** Short problem **
Answer these questions about the VFIO patch.
(a) What was the original intent of the VFIO API?
(b) How many files does the patch change, and how many insertions and deletions does it report?
(c) In which release did the removed deprecation notice say the change would be made?

** Given passage **
>> begin

The VFIO API is an externally exported API because the original intent was
to offer DMA mapping facilities to applications. However, practical usage
of this API seems to be centered around drivers, so keeping this API
exported to applications only creates needless API/ABI stability surface
that has no added value.

Make the entire VFIO API internal-only and visible only to drivers.

Signed-off-by: Anatoly Burakov <anatoly.burakov@intel.com>
---
 doc/guides/rel_notes/deprecation.rst |  6 ----
 lib/eal/freebsd/eal.c                | 30 +++++++++---------
 lib/eal/include/rte_vfio.h           | 47 ++++++++++++++++++++++++----
 lib/eal/linux/eal_vfio.c             | 32 +++++++++----------
 lib/eal/windows/eal.c                |  4 +--
 5 files changed, 74 insertions(+), 45 deletions(-)

diff --git a/doc/guides/rel_notes/deprecation.rst b/doc/guides/rel_notes/deprecation.rst
index c7f8230278..f2901064f5 100644
--- a/doc/guides/rel_notes/deprecation.rst
+++ b/doc/guides/rel_notes/deprecation.rst
@@ -30,12 +30,6 @@ Deprecation Notices
   Use the ``-S <service-corelist>`` parameter instead
   to specify the cores to be used for background services in DPDK.
 
-* eal: The entire VFIO API (``rte_vfio_*``) will be made internal only,
-  and will only be available to EAL and drivers.
-  Group-based API (``rte_vfio_*_group_*``) will be removed
-  and replaced with unified container device assignment API.
-  This change will be made in 26.11 release.
-
 * vdpa: The vDPA driver API will no longer offer ``get_vfio_group_fd``
   as part of its internal API. All drivers will be adjusted
   to use the new unified VFIO container device assignment API.
diff --git a/lib/eal/freebsd/eal.c b/lib/eal/freebsd/eal.c
index 8b1ba5b99b..0fe54a9dd7 100644
--- a/lib/eal/freebsd/eal.c
+++ b/lib/eal/freebsd/eal.c
@@ -819,7 +819,7 @@ rte_eal_vfio_get_vf_token(__rte_unused rte_uuid_t vf_token)
 {
 }
 
-RTE_EXPORT_SYMBOL(rte_vfio_setup_device)
+RTE_EXPORT_INTERNAL_SYMBOL(rte_vfio_setup_device)

>> end

** Information shown **

>> begin

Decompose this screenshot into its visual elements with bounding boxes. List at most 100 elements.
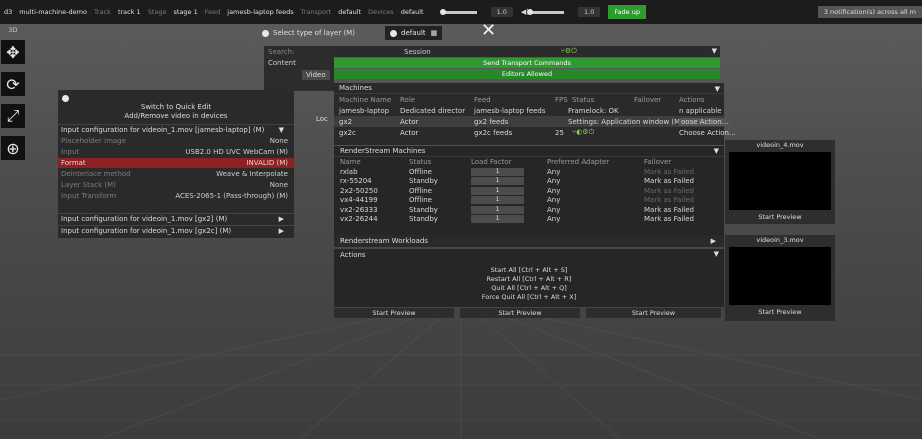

>> end

** Exercise result **
(a) To offer DMA mapping facilities to applications.
(b) 5 files, with 74 insertions and 45 deletions.
(c) The 26.11 release.